• OBJECTIVE: In the material below, list every line carrying the string "темперамента".

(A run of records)
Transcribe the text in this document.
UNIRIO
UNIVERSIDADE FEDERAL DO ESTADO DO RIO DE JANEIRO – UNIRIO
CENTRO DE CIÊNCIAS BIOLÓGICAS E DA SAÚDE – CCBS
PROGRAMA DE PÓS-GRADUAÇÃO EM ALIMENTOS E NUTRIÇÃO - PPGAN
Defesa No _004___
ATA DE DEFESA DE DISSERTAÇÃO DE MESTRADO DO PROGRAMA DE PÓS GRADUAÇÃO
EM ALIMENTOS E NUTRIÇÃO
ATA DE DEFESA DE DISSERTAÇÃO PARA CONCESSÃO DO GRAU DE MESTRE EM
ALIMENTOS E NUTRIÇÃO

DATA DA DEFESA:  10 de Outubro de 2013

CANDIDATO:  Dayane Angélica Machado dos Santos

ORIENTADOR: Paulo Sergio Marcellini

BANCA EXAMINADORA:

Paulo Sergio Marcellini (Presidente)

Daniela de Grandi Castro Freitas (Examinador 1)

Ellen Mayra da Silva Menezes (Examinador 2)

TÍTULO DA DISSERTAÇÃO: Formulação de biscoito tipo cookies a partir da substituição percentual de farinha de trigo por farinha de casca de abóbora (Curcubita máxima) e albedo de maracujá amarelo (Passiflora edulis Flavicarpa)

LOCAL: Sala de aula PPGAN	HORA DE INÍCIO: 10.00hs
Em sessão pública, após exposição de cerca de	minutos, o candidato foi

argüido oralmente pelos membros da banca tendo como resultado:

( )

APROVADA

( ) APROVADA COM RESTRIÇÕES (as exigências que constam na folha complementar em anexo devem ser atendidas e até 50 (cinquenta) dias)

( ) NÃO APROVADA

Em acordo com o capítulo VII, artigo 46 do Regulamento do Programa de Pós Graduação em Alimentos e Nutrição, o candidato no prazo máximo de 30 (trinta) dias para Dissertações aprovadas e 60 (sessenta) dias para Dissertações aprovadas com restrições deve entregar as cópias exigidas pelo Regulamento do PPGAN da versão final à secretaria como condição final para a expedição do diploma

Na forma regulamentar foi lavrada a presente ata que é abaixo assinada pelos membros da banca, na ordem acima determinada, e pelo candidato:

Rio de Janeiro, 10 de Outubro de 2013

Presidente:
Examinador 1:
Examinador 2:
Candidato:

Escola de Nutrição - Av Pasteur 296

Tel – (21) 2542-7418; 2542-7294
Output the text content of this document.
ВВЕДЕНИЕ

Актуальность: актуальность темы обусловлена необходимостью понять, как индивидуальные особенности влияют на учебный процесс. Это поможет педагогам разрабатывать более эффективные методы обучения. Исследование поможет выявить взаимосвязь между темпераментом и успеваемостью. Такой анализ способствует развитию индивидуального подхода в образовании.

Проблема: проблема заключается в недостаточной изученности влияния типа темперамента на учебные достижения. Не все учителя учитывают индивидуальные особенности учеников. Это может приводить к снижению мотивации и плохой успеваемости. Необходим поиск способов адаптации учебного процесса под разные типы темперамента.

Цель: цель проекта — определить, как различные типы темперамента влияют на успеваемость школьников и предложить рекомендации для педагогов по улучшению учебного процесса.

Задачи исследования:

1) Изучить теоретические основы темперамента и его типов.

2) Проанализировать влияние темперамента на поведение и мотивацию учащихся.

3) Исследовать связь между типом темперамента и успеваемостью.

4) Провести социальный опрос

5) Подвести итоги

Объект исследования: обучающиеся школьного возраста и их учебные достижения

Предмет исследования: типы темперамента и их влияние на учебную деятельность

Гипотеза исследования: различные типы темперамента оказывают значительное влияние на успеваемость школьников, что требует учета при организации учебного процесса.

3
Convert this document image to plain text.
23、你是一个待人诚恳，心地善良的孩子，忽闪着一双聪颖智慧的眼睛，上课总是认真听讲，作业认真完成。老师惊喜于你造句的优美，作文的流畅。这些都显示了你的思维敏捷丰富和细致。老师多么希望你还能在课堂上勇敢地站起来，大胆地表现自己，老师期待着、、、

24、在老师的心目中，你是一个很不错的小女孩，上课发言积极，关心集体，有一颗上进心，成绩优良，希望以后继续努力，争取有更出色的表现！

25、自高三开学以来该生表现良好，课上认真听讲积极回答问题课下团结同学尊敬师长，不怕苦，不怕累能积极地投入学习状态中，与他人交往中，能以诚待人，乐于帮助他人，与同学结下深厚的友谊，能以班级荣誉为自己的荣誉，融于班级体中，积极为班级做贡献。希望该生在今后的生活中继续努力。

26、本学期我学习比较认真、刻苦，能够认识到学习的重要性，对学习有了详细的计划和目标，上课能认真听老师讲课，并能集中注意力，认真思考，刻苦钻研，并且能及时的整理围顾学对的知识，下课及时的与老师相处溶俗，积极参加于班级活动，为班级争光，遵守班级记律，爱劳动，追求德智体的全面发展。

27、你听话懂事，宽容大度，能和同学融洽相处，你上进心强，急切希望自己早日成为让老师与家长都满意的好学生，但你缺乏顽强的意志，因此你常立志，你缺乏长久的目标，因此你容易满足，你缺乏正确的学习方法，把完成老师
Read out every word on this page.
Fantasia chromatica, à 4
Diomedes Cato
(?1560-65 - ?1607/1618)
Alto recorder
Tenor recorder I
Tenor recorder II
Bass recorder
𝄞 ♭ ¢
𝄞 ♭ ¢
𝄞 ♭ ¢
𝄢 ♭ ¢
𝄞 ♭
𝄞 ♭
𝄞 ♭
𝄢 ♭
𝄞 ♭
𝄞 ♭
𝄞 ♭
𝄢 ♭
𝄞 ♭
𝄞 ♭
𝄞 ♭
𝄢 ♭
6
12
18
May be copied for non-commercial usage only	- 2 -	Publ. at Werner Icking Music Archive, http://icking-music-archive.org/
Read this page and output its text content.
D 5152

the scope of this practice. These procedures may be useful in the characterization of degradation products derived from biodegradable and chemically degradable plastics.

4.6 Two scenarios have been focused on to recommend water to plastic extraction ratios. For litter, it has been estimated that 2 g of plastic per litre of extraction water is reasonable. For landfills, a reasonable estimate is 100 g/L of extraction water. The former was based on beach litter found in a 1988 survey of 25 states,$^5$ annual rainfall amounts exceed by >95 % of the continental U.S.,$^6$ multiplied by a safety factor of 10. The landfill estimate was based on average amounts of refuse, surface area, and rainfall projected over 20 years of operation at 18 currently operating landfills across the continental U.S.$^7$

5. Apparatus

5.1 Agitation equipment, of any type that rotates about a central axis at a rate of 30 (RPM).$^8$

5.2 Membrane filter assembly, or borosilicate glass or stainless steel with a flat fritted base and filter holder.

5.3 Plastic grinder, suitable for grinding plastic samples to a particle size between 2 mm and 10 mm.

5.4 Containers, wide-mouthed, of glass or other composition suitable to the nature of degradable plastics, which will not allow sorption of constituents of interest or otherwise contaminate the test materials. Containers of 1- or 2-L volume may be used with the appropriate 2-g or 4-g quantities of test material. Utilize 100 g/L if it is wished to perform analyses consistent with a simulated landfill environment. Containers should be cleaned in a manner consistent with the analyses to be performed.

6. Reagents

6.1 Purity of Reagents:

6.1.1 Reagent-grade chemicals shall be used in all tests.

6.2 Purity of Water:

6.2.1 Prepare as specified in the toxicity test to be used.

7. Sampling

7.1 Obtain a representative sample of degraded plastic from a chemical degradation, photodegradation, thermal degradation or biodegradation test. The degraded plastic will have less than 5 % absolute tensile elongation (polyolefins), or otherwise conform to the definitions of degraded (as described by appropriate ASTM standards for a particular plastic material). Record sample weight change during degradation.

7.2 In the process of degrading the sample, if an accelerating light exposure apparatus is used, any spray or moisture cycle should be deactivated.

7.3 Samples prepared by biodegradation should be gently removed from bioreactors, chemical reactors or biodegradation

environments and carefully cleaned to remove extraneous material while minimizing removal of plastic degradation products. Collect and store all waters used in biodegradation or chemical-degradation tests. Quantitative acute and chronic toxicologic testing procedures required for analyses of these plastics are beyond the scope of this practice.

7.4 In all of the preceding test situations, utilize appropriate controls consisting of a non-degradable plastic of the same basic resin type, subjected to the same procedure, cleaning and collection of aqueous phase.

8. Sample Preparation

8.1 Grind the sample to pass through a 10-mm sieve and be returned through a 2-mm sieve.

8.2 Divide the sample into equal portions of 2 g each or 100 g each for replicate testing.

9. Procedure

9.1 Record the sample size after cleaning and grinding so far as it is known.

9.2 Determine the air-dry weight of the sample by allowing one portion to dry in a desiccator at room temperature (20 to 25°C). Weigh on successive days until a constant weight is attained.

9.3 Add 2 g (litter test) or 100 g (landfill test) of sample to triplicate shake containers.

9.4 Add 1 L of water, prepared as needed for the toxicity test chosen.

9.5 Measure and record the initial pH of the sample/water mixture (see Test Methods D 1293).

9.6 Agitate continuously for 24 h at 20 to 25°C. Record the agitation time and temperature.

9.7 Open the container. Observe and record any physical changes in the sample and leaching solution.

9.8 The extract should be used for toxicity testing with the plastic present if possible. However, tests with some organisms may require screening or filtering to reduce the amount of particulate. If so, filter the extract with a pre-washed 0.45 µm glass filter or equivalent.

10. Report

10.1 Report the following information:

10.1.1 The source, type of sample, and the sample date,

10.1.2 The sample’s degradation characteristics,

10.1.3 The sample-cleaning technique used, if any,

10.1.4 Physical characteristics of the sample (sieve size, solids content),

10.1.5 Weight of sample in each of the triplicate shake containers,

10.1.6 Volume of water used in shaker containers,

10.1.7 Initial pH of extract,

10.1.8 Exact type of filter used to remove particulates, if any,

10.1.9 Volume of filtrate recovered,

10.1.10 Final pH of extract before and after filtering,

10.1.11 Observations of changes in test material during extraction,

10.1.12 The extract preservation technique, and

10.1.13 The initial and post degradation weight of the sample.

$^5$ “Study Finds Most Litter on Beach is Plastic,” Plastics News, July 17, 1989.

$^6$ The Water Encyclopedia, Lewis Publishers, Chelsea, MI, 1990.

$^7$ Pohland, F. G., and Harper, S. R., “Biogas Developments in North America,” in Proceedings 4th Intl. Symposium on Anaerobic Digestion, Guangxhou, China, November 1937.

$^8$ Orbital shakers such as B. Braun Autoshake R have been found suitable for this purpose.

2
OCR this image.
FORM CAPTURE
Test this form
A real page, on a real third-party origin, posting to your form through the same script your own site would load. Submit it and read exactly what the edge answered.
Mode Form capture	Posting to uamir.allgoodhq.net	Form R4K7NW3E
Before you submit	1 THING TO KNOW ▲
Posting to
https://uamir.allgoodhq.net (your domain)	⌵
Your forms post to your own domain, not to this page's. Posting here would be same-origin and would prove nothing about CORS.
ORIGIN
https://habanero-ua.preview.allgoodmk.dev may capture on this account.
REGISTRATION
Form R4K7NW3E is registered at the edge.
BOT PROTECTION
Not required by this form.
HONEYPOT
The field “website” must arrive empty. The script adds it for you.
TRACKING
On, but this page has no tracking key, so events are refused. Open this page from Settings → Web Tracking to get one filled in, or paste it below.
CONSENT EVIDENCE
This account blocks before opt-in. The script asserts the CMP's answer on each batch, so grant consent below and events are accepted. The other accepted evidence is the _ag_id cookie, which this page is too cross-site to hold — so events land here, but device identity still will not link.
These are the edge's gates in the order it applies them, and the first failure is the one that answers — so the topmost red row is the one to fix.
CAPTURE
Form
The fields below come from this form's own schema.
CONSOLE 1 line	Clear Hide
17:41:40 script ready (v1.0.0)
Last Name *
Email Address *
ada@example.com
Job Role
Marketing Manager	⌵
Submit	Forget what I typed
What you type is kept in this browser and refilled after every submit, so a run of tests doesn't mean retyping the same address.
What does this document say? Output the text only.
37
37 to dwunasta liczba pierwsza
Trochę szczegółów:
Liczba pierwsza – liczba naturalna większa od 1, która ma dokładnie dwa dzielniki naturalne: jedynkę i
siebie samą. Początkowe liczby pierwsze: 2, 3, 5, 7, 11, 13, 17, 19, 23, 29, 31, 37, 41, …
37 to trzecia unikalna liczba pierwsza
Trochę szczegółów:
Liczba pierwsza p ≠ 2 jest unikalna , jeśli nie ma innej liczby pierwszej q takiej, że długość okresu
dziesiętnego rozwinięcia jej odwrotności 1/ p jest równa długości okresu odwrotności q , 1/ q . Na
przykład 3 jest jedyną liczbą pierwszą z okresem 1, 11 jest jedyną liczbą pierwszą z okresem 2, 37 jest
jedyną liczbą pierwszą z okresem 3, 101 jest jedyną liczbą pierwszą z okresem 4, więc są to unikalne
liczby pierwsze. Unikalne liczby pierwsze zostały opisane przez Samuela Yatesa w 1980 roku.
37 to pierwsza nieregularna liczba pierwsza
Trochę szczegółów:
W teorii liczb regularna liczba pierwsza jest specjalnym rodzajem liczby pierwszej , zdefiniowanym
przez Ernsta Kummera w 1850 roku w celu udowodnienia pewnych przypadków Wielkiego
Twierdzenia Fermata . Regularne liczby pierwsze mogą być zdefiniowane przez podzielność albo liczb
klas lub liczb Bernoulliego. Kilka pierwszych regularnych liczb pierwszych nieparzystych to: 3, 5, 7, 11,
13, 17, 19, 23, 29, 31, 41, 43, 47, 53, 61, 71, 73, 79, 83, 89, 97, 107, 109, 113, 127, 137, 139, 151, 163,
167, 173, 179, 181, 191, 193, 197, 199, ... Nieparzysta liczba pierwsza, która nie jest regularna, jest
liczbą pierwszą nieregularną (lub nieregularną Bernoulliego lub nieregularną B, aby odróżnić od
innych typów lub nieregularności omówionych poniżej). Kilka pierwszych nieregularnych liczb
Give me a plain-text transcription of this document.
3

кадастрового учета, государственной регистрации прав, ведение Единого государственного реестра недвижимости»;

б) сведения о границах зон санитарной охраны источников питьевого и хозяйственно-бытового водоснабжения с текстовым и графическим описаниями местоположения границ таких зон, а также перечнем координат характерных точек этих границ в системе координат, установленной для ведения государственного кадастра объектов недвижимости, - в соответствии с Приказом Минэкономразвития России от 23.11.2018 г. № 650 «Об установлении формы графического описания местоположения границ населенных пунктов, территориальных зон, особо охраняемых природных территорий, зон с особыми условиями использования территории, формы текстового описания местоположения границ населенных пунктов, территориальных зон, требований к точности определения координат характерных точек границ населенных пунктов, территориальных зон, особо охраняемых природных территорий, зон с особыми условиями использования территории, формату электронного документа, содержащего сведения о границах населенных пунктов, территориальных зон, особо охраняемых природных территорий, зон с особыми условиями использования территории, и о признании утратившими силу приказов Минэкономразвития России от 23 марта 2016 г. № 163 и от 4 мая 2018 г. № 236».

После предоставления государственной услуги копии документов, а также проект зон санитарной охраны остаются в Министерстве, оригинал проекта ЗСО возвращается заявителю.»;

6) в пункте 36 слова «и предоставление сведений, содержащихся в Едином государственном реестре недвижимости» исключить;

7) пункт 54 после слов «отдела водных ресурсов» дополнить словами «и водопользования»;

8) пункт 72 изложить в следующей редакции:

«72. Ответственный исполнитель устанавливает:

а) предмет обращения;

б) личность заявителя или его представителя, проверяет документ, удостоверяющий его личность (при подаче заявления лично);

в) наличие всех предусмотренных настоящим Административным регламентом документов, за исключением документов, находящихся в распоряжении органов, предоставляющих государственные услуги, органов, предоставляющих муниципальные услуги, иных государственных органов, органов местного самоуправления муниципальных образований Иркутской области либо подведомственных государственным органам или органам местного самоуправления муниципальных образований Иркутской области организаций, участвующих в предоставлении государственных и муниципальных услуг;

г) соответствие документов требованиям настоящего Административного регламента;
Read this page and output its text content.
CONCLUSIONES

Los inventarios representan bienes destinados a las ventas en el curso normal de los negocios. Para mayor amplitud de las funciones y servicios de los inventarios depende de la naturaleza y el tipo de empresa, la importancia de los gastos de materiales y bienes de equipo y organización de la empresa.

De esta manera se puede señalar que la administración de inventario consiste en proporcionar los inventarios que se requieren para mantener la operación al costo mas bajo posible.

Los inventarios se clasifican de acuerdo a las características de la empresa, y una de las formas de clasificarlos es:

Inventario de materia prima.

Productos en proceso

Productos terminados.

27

• EXERCISE SOLUTION:
Проблема: проблема заключается в недостаточной изученности влияния типа темперамента на учебные достижения. Не все учителя учитывают индивидуальные особенности учеников. Это может приводить к снижению мотивации и плохой успеваемости. Необходим поиск способов адаптации учебного процесса под разные типы темперамента.
Цель: цель проекта — определить, как различные типы темперамента влияют на успеваемость школьников и предложить рекомендации для педагогов по улучшению учебного процесса.
1) Изучить теоретические основы темперамента и его типов.
2) Проанализировать влияние темперамента на поведение и мотивацию учащихся.
3) Исследовать связь между типом темперамента и успеваемостью.
Предмет исследования: типы темперамента и их влияние на учебную деятельность
Гипотеза исследования: различные типы темперамента оказывают значительное влияние на успеваемость школьников, что требует учета при организации учебного процесса.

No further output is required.